## Task goal:
Scan the data for "heading" and copy the lines it appears in.

## The input:

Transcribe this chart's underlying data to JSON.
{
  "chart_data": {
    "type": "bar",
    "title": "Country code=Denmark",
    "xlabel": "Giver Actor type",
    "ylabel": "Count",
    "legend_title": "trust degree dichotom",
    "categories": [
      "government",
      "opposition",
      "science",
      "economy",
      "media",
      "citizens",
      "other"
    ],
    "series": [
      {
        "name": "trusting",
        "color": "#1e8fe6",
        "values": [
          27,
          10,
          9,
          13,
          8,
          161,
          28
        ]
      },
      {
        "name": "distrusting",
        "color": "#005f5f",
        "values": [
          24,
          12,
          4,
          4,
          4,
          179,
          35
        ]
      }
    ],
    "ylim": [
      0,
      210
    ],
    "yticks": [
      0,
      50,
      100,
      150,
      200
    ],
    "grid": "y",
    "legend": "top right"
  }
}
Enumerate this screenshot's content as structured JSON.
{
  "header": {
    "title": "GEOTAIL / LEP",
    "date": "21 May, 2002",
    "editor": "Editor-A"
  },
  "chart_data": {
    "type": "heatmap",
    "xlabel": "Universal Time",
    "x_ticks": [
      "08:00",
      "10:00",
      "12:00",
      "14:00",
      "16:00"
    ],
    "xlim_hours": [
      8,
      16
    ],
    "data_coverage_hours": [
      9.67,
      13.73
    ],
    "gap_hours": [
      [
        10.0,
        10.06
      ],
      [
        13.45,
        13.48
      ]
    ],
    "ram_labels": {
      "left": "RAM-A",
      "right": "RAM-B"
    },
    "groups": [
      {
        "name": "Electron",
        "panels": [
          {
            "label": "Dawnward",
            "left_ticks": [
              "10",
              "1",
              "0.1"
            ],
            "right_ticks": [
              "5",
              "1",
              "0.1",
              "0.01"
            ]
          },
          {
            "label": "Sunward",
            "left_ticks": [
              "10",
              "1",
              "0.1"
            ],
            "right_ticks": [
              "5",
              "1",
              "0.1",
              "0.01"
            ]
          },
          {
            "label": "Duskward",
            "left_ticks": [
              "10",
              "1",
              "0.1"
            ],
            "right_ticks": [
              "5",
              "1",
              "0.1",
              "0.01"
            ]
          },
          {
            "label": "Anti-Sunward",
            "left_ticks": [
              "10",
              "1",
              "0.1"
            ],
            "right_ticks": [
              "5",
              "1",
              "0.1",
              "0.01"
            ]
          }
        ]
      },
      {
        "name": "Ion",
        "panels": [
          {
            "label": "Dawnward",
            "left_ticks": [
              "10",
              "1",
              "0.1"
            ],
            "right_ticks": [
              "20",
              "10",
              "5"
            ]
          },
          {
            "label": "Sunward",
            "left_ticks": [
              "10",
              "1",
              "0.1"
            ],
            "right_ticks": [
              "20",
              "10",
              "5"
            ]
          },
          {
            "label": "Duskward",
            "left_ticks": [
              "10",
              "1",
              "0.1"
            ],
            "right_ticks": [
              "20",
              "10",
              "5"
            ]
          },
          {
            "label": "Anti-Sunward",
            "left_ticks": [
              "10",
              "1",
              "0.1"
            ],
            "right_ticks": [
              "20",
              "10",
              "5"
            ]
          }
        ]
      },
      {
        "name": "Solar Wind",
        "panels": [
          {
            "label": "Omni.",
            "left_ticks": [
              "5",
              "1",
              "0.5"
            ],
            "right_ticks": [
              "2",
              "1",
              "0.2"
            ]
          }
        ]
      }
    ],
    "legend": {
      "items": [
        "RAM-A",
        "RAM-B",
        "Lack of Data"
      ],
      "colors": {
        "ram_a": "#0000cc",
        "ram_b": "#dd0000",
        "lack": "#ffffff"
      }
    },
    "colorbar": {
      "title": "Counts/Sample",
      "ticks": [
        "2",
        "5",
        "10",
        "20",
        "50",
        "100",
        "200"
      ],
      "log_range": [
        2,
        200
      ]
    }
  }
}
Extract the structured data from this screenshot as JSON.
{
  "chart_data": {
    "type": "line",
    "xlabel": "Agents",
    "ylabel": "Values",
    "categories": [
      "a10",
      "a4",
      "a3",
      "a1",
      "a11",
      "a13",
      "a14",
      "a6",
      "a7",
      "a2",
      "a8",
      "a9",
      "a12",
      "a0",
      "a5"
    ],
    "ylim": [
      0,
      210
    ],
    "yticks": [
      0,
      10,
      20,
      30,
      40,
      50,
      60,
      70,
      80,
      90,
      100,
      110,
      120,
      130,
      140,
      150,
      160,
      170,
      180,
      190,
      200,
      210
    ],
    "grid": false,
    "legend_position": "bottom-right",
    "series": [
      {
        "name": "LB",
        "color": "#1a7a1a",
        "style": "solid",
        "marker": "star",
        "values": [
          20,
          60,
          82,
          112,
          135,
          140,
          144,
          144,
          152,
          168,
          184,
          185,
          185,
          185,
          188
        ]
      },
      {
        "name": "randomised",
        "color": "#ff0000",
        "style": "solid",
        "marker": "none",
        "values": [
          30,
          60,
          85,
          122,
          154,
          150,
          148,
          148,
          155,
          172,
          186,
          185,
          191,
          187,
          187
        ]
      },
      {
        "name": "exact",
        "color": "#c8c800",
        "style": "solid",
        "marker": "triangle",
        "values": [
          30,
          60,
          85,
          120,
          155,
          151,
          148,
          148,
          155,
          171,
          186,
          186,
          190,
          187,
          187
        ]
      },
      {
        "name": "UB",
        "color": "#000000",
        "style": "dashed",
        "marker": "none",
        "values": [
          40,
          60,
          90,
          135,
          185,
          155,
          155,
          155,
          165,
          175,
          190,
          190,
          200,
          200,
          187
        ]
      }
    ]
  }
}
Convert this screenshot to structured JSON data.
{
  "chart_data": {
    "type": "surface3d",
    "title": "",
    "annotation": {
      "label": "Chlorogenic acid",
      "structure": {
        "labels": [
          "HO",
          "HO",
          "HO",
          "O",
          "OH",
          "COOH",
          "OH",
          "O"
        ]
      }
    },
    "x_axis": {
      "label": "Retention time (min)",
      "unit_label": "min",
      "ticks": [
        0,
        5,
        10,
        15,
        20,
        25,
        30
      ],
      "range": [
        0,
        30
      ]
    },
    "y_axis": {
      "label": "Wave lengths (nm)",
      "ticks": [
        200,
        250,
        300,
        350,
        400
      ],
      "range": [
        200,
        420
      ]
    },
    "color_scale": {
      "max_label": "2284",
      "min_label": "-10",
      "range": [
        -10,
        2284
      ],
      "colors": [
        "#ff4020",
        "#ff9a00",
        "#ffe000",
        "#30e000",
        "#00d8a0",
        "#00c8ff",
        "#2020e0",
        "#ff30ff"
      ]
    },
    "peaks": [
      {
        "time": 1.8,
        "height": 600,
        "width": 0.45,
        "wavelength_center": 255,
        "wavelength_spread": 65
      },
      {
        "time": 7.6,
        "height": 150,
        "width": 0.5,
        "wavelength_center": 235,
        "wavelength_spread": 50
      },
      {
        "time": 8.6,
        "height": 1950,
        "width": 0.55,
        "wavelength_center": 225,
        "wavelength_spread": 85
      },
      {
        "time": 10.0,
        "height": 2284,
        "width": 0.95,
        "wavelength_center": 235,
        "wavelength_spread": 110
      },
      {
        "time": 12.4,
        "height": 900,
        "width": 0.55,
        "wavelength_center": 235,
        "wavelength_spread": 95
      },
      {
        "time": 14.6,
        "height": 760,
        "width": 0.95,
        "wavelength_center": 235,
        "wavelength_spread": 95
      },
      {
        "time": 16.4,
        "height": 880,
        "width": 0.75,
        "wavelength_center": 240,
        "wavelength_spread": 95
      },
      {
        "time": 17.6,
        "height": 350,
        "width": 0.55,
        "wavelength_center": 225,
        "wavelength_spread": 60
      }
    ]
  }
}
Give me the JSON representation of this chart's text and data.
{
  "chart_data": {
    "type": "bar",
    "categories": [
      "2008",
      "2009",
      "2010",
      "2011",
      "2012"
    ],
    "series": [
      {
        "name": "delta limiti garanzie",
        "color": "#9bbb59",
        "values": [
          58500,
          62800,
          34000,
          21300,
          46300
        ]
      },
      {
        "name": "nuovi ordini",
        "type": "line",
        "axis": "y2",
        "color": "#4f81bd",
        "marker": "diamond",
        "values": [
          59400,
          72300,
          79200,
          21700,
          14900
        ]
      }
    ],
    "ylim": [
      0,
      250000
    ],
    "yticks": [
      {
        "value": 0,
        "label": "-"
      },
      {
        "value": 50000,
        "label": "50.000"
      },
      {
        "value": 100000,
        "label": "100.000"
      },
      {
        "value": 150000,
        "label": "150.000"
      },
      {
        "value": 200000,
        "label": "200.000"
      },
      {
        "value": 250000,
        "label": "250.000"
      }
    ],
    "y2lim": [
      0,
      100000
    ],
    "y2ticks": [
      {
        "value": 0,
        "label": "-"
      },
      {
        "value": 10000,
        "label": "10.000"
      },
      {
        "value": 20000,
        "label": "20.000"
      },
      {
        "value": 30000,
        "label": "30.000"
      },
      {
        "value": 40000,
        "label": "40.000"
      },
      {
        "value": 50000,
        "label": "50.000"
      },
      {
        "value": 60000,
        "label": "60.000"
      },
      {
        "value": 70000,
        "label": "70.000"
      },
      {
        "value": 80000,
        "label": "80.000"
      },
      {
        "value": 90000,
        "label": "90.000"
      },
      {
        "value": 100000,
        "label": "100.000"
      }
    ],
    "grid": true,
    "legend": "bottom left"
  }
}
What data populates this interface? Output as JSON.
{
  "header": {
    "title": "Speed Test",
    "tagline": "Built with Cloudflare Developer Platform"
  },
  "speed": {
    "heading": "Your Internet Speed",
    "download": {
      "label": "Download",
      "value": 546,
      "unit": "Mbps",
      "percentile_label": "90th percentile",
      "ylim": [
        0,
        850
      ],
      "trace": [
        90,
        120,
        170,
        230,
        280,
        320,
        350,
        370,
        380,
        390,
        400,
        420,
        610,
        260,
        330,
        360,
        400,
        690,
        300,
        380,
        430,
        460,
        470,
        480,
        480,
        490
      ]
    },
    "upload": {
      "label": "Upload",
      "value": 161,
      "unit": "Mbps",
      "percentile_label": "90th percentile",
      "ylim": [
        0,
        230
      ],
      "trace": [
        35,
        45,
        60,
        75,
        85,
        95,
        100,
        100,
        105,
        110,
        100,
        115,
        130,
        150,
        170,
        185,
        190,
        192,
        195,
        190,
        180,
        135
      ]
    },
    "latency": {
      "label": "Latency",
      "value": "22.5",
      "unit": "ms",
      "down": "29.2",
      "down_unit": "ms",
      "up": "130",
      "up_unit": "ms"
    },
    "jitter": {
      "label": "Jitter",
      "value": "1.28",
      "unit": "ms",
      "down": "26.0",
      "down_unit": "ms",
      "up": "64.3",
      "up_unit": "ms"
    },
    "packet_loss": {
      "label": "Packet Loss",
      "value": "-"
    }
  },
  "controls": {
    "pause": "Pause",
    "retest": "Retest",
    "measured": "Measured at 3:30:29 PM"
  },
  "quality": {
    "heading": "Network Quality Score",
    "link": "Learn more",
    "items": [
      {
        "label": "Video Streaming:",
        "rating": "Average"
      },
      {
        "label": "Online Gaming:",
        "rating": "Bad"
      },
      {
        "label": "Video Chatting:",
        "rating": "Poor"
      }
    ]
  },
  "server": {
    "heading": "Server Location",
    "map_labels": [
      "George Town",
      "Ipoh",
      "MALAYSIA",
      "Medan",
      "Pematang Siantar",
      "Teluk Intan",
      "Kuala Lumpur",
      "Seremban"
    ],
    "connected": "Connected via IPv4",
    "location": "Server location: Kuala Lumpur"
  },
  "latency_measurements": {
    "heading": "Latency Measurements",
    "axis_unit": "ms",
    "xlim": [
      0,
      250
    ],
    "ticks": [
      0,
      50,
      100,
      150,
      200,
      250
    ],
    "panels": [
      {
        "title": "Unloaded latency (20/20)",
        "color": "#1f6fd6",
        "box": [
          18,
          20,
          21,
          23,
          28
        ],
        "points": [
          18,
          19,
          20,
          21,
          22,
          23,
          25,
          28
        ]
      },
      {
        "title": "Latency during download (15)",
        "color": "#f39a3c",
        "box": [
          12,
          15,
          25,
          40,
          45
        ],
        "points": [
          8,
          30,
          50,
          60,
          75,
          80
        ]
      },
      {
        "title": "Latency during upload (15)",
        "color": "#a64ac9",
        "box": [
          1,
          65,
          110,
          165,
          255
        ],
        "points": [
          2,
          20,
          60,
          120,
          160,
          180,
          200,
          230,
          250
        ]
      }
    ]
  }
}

## Expected answer:
    "heading": "Your Internet Speed",
    "heading": "Network Quality Score",
    "heading": "Server Location",
    "heading": "Latency Measurements",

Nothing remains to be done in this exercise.